**Stated exercise**
Filter out everything except lines holding "Engine".

**Supplied information**
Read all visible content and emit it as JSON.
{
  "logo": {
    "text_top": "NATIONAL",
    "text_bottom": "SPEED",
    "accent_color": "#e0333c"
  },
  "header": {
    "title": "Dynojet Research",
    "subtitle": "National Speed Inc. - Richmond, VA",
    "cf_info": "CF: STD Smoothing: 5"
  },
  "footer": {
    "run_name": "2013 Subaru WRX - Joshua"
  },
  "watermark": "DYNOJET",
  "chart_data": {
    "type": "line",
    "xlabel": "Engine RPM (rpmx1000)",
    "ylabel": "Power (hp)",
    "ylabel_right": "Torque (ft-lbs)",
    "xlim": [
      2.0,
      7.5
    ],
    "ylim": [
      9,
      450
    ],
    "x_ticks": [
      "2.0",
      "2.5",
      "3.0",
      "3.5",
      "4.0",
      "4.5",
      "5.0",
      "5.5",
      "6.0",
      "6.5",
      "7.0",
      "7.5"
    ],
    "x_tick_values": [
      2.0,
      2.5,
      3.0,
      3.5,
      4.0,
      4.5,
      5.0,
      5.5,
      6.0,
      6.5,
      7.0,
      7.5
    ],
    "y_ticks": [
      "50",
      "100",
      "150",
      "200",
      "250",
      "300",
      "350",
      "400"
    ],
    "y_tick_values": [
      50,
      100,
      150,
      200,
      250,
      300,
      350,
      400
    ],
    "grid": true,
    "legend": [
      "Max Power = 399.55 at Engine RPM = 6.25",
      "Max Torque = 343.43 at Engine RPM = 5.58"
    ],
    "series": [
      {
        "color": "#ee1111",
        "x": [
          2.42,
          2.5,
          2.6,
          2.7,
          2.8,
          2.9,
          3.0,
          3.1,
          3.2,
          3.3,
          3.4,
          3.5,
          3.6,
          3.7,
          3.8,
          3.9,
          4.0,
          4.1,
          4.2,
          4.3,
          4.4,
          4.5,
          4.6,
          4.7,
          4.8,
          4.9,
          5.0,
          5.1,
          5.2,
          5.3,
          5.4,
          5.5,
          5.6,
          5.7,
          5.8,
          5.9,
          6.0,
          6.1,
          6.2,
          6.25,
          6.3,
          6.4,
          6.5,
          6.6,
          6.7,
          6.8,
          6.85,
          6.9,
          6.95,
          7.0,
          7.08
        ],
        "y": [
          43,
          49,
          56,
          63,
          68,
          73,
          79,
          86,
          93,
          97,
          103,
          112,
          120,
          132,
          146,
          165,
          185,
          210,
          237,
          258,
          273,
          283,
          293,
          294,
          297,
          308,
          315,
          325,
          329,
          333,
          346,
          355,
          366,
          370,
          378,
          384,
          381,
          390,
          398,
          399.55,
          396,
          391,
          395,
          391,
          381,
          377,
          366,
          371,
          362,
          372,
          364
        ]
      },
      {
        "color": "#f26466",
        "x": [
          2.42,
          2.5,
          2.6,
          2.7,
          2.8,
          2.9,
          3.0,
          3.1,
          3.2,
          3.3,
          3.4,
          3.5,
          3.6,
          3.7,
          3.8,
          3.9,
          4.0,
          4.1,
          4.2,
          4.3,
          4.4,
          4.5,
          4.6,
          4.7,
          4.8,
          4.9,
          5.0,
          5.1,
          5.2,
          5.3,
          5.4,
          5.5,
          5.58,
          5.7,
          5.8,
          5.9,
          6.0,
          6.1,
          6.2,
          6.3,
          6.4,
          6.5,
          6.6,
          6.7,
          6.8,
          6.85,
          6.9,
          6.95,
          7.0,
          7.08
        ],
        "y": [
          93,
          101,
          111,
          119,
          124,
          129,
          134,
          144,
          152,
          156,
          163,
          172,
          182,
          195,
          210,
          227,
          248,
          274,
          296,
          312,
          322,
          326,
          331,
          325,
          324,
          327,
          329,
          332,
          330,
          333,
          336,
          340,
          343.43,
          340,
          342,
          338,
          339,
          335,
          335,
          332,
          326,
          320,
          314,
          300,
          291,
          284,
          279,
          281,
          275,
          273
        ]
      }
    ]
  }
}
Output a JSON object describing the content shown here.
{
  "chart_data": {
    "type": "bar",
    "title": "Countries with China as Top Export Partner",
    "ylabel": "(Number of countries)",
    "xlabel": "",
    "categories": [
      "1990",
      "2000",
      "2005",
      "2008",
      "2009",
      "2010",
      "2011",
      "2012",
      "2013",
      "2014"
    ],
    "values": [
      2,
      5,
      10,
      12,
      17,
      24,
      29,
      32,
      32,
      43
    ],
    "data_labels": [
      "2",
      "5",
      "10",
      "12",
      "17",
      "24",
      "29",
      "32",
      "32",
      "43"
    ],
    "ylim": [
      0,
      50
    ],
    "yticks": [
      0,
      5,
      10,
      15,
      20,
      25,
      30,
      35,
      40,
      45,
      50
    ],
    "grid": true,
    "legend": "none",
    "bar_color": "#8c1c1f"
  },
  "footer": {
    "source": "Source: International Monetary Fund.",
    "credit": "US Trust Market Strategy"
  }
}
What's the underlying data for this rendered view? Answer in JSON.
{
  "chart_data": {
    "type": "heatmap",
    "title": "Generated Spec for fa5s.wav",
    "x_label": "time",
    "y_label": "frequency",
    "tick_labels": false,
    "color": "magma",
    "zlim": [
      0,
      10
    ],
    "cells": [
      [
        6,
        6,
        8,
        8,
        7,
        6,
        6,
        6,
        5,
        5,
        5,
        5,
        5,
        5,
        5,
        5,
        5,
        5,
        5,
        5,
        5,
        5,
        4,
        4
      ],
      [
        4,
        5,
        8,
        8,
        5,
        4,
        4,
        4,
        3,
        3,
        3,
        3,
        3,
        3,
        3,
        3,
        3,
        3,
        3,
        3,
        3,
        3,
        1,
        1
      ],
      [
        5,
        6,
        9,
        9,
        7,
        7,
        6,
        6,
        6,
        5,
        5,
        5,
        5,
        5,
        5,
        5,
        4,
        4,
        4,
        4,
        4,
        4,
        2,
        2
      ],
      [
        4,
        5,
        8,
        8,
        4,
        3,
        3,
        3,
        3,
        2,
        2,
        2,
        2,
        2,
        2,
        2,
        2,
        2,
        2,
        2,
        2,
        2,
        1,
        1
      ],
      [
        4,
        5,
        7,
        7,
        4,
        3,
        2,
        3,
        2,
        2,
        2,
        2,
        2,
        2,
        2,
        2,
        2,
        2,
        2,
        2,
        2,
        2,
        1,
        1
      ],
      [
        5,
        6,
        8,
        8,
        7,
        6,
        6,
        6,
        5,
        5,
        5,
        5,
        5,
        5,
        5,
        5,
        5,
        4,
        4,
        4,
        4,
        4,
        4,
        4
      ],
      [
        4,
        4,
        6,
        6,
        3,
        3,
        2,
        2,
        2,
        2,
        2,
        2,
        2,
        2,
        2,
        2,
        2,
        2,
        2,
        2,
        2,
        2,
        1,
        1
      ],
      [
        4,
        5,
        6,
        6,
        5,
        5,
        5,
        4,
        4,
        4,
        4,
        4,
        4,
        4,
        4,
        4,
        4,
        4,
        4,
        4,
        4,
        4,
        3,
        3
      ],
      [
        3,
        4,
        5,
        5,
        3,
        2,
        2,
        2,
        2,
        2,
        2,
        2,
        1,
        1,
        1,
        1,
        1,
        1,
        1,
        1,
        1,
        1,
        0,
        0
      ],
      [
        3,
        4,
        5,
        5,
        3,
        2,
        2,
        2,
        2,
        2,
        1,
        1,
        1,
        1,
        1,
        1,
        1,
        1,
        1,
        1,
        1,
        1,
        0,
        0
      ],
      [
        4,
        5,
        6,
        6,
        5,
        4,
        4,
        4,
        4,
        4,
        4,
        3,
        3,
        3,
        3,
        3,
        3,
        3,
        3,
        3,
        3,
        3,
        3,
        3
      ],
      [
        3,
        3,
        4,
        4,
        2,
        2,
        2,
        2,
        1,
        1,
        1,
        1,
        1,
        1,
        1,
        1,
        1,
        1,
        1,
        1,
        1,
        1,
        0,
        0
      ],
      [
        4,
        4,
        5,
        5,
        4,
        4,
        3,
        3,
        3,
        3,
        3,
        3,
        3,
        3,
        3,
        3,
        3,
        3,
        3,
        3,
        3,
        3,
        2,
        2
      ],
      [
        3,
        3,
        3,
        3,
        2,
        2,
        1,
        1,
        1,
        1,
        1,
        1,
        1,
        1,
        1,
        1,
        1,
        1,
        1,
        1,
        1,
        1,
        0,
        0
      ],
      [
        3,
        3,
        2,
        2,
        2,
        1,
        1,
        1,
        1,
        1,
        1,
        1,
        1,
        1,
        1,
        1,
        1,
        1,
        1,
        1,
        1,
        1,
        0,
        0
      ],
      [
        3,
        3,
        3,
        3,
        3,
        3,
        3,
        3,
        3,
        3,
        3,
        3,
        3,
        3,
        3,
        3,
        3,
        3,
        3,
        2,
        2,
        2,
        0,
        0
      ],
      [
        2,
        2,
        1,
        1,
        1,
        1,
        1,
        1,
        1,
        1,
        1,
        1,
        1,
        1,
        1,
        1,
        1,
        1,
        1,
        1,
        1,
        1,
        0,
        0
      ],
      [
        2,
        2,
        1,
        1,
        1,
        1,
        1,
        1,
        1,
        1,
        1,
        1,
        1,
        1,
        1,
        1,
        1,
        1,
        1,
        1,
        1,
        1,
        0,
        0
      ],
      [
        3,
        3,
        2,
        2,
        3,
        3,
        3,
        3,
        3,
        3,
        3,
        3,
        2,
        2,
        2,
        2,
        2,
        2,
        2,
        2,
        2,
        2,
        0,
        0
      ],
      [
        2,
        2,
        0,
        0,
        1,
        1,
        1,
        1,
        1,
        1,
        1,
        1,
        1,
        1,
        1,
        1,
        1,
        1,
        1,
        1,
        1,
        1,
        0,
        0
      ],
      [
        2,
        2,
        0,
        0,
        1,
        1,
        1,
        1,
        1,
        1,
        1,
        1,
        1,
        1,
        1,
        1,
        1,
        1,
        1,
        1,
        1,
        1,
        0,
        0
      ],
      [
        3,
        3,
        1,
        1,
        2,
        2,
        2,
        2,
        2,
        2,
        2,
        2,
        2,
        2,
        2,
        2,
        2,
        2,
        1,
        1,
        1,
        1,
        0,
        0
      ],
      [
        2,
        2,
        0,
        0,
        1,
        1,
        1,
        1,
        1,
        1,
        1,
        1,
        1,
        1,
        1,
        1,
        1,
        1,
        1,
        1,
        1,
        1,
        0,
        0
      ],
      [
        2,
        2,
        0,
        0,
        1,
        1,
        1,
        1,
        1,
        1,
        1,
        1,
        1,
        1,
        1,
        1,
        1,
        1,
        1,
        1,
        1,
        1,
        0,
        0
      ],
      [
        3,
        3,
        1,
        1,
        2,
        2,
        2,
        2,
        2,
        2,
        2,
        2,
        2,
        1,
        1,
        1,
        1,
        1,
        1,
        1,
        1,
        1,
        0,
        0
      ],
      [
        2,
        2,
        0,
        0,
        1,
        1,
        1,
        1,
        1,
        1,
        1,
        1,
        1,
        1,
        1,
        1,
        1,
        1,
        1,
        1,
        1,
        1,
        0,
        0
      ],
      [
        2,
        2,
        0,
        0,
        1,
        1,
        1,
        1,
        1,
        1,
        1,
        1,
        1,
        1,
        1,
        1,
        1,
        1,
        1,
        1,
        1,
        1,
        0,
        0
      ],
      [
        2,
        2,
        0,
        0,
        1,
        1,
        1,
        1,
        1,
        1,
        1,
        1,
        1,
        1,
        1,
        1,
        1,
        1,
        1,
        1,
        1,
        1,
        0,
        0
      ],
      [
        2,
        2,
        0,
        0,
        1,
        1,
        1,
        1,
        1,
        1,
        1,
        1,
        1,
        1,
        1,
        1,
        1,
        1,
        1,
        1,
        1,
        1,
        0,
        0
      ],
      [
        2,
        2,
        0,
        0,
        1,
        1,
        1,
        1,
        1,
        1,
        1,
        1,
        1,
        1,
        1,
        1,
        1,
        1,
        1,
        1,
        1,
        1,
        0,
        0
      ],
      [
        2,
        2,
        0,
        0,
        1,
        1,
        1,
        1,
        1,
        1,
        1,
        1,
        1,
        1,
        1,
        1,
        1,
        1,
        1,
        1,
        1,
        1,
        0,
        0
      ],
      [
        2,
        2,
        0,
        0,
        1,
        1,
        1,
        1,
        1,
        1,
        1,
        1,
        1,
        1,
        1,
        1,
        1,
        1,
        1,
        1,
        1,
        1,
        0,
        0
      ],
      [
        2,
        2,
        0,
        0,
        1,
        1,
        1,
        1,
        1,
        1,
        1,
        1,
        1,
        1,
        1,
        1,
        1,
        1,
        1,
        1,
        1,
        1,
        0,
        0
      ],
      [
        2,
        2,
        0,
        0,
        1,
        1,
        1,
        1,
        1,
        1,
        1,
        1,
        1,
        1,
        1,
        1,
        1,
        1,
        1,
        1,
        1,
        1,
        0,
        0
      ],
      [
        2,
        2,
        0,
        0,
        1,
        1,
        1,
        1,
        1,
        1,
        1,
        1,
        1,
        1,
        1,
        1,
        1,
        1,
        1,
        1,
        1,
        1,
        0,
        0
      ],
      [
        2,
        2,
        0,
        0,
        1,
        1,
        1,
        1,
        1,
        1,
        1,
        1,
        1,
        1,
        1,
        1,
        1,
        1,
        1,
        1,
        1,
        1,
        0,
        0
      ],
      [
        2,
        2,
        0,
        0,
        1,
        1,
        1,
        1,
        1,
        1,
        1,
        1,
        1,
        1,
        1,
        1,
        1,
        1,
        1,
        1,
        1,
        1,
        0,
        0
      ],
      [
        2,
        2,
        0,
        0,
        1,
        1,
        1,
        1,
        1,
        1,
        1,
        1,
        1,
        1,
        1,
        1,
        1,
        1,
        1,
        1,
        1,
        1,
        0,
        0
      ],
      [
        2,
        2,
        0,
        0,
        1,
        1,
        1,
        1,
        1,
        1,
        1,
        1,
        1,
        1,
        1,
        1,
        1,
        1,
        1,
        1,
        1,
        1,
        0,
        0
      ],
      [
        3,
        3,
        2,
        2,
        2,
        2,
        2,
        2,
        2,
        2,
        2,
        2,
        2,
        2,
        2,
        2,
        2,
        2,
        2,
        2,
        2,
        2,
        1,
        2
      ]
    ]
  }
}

**Right answer**
    "xlabel": "Engine RPM (rpmx1000)",
      "Max Power = 399.55 at Engine RPM = 6.25",
      "Max Torque = 343.43 at Engine RPM = 5.58"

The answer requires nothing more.